# GOAL
Determine how many lines of this material contain "городского". Give only the number.

# DATASET ENTRIES

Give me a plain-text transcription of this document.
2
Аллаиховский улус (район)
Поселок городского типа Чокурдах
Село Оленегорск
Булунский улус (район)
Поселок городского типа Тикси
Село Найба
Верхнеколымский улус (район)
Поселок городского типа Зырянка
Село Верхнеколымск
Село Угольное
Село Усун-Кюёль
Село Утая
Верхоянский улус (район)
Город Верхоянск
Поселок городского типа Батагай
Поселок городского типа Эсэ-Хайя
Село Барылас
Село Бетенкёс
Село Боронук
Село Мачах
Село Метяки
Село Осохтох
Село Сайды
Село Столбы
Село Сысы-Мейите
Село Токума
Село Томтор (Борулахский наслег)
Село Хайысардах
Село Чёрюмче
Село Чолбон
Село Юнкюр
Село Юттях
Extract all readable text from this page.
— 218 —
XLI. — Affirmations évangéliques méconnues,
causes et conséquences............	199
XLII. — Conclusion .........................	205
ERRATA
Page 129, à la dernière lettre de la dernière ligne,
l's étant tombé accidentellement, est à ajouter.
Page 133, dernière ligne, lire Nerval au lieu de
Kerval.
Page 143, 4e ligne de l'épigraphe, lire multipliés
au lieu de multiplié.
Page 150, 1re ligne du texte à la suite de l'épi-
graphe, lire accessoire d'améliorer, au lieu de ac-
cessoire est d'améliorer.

# SOLUTION BELOW
5